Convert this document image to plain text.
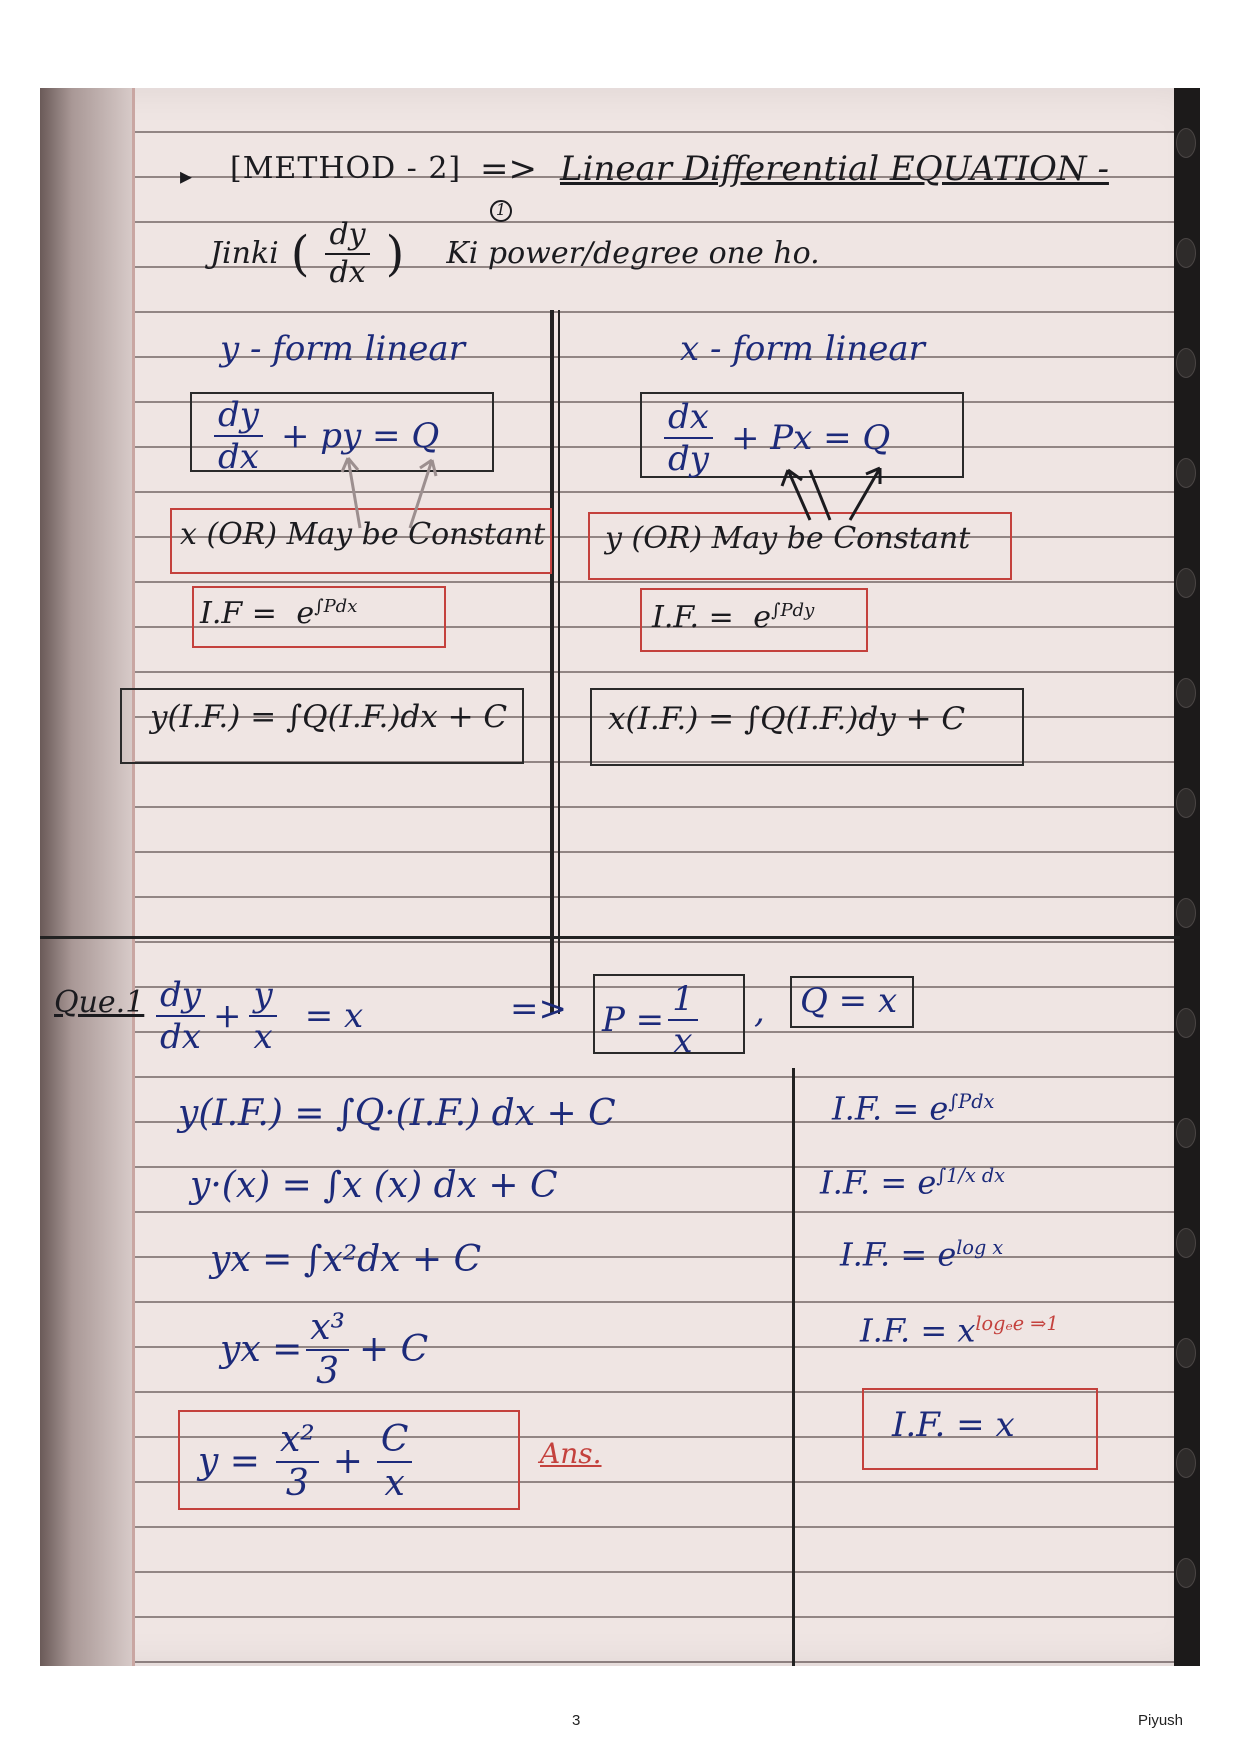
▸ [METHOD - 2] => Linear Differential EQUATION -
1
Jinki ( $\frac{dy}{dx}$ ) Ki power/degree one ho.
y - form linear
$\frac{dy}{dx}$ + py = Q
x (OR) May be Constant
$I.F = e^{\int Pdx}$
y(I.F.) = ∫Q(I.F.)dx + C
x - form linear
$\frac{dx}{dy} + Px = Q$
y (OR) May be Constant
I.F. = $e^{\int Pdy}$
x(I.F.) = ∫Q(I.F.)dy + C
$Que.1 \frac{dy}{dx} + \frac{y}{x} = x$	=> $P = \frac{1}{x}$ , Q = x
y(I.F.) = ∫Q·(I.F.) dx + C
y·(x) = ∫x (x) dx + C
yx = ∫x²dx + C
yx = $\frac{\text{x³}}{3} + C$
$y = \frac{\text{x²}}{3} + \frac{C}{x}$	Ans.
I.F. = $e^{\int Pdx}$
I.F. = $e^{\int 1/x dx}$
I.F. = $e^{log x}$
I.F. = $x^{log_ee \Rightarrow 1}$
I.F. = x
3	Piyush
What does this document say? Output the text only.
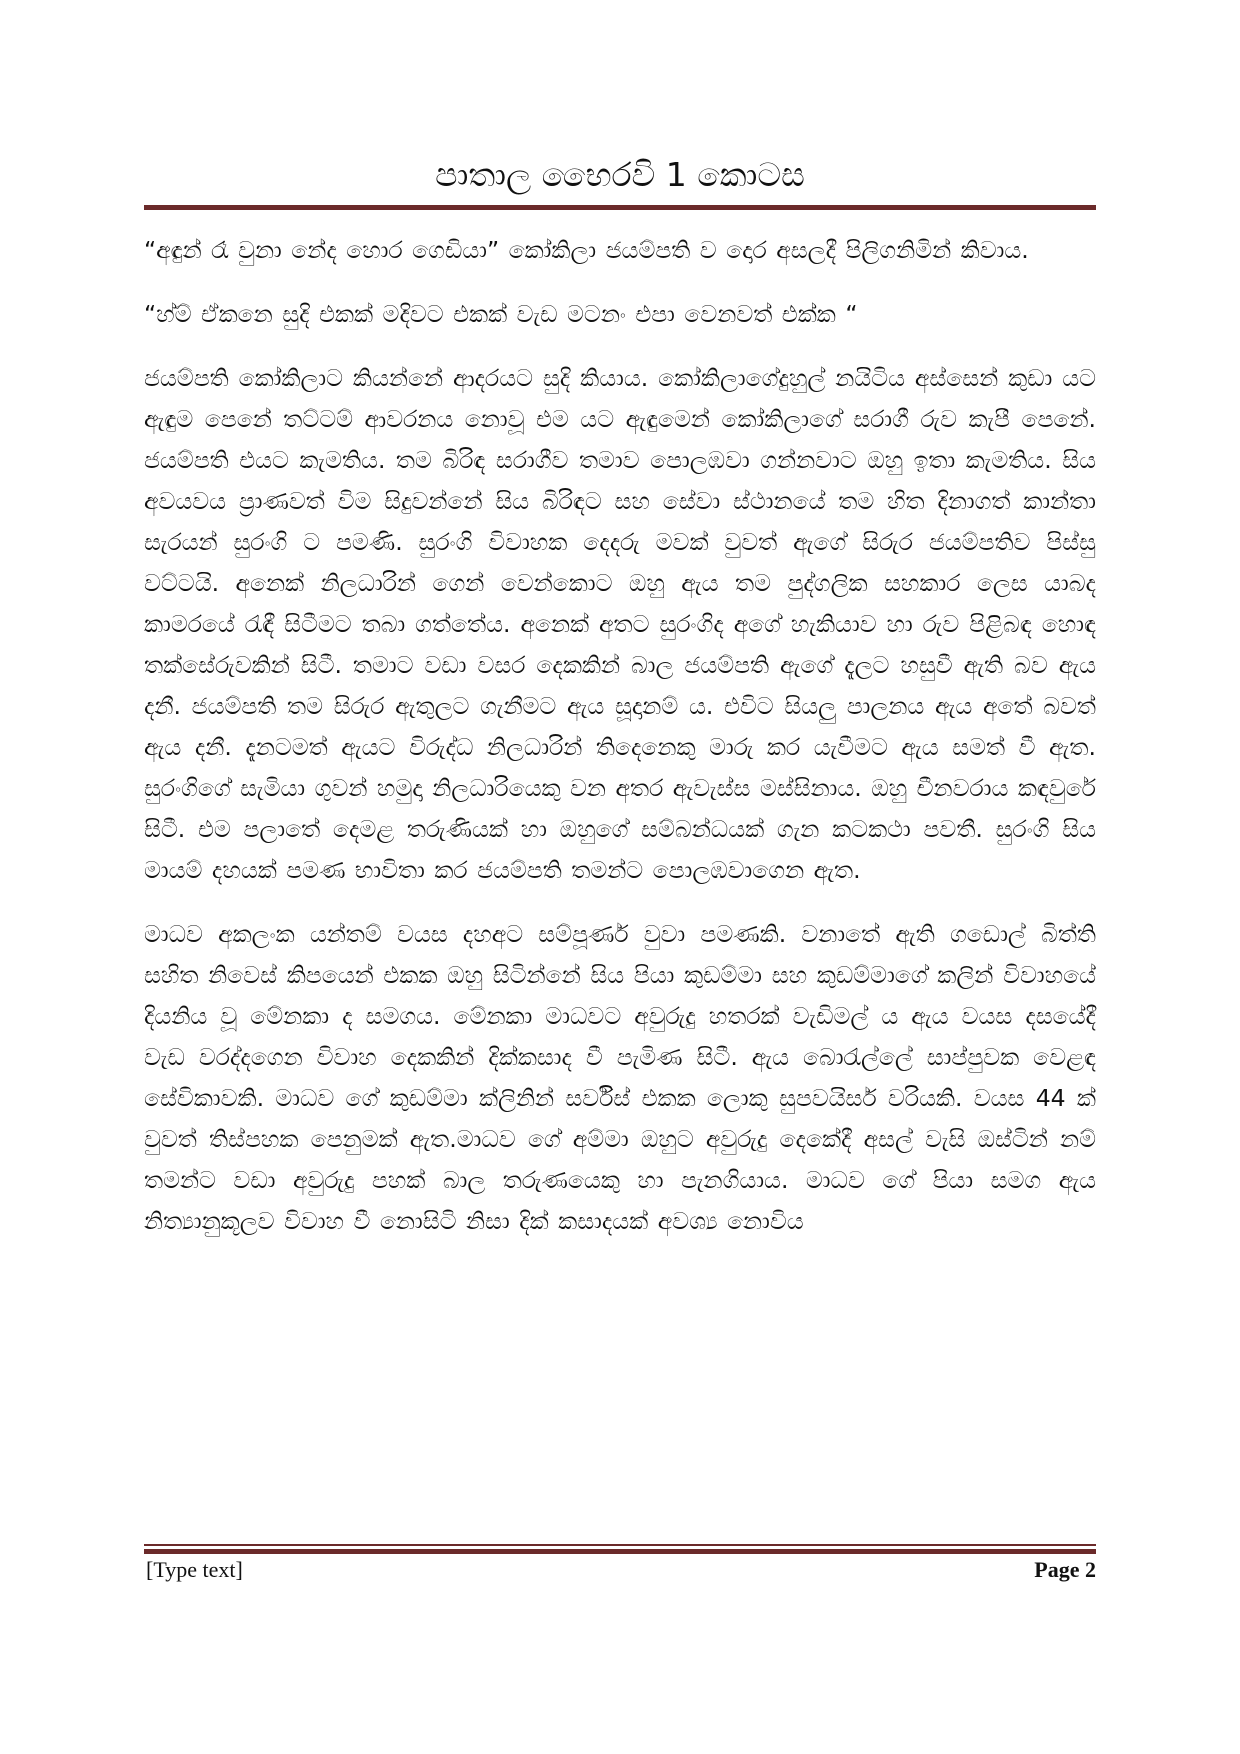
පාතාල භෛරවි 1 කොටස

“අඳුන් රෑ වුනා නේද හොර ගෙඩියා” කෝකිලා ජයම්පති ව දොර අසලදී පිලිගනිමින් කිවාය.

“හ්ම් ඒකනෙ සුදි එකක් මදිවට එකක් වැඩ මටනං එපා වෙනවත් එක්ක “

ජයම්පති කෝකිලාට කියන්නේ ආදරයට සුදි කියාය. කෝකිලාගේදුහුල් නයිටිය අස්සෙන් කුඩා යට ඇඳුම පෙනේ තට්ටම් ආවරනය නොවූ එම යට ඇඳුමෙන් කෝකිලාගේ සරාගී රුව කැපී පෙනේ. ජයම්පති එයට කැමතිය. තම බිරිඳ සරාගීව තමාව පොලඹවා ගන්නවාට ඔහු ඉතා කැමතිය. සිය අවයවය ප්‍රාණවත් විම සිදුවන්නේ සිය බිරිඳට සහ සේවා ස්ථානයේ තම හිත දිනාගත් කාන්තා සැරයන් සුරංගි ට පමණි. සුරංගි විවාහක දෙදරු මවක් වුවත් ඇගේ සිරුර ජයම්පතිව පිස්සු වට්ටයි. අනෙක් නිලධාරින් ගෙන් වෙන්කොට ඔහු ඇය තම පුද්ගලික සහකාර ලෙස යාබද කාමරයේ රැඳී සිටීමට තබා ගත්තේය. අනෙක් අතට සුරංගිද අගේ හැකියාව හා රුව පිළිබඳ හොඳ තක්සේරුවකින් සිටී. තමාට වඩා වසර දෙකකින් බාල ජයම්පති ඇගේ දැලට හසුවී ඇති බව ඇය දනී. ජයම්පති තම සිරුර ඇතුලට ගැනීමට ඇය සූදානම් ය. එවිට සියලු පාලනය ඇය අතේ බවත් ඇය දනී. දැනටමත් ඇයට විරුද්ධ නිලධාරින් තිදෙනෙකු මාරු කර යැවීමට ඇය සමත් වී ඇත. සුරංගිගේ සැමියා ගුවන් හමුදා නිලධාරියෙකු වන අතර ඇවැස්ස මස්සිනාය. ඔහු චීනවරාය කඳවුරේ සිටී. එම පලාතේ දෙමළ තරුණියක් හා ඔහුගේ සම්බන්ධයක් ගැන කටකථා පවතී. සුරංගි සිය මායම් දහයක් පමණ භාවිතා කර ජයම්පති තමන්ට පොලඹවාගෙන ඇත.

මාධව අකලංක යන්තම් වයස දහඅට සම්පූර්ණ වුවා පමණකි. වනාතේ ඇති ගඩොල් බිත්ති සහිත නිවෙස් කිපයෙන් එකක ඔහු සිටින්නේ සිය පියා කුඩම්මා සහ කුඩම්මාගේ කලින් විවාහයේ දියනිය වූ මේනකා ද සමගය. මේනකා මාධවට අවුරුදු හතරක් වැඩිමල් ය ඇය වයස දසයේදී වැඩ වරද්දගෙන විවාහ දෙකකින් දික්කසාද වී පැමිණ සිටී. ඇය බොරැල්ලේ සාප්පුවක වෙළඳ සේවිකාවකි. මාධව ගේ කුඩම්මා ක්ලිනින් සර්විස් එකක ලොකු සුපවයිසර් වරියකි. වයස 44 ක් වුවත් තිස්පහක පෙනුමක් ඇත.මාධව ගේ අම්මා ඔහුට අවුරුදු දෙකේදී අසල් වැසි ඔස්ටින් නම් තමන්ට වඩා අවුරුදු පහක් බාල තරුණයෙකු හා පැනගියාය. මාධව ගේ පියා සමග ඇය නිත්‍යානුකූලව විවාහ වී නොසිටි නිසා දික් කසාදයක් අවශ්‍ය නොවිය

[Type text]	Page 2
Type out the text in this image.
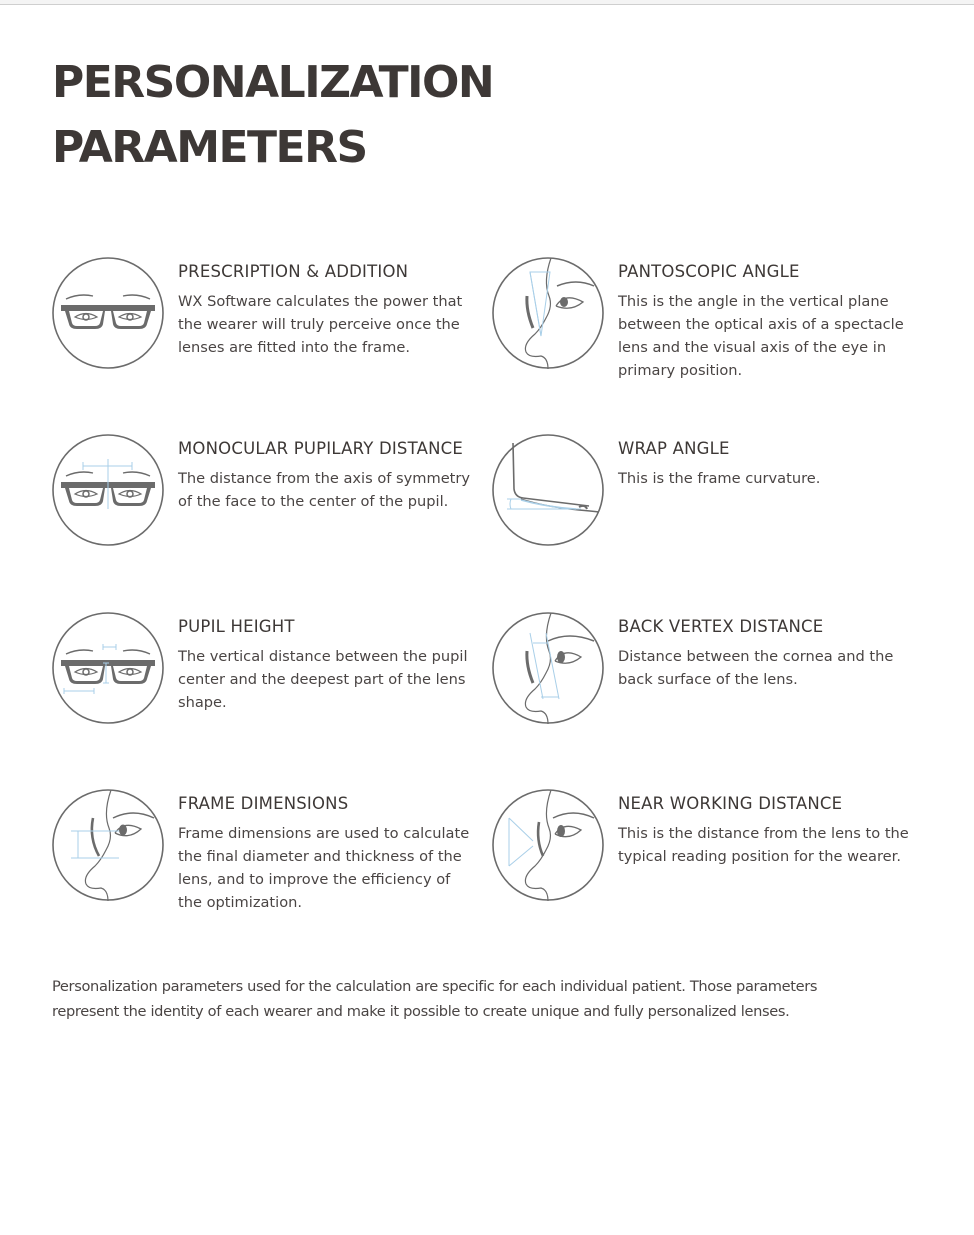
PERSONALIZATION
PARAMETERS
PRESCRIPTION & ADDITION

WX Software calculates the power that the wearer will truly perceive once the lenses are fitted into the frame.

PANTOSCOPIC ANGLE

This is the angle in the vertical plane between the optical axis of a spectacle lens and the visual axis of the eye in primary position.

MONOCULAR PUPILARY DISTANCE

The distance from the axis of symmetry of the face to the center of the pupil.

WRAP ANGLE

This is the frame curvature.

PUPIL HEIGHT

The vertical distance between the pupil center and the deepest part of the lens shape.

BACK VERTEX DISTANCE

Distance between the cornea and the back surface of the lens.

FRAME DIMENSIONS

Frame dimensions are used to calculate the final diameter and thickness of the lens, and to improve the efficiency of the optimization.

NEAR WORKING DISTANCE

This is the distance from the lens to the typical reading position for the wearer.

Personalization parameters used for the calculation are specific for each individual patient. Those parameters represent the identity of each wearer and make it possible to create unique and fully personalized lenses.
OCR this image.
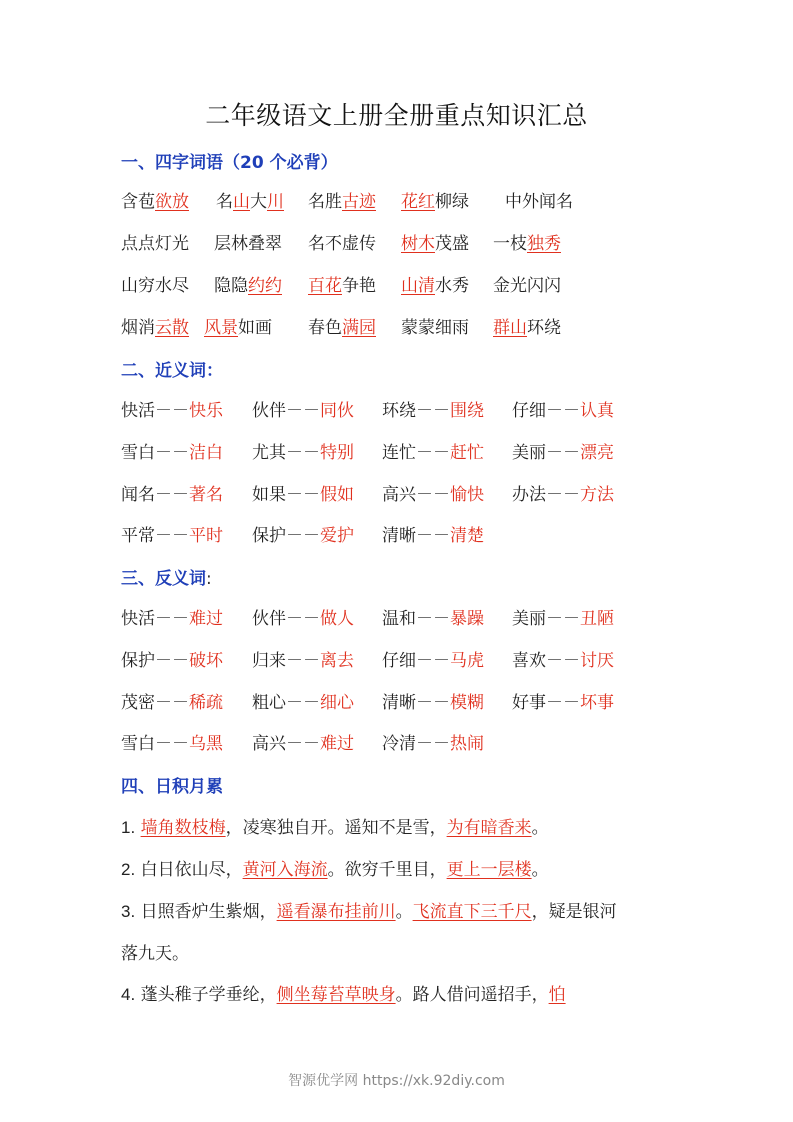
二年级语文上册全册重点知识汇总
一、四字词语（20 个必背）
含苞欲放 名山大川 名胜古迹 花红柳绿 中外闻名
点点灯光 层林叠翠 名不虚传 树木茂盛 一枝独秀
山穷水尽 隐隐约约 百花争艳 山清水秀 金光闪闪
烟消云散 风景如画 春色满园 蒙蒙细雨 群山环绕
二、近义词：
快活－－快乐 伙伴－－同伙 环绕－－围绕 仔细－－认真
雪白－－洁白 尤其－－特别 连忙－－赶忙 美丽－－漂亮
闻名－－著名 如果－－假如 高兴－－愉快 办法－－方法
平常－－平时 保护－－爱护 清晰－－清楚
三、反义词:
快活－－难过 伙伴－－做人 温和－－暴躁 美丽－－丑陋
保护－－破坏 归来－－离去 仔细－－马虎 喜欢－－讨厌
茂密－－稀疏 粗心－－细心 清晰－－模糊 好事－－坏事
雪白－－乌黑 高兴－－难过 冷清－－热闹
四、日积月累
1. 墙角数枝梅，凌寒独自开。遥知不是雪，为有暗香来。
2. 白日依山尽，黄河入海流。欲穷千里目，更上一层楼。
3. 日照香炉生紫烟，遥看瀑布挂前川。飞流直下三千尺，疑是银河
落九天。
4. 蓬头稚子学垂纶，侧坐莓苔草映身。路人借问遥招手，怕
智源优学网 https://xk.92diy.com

GOAL OF THE EXERCISE:
Identify the lines that contain the string "Constant", and copy every one of them.

CORRECT ANSWER:
x (OR) May be Constant
y (OR) May be Constant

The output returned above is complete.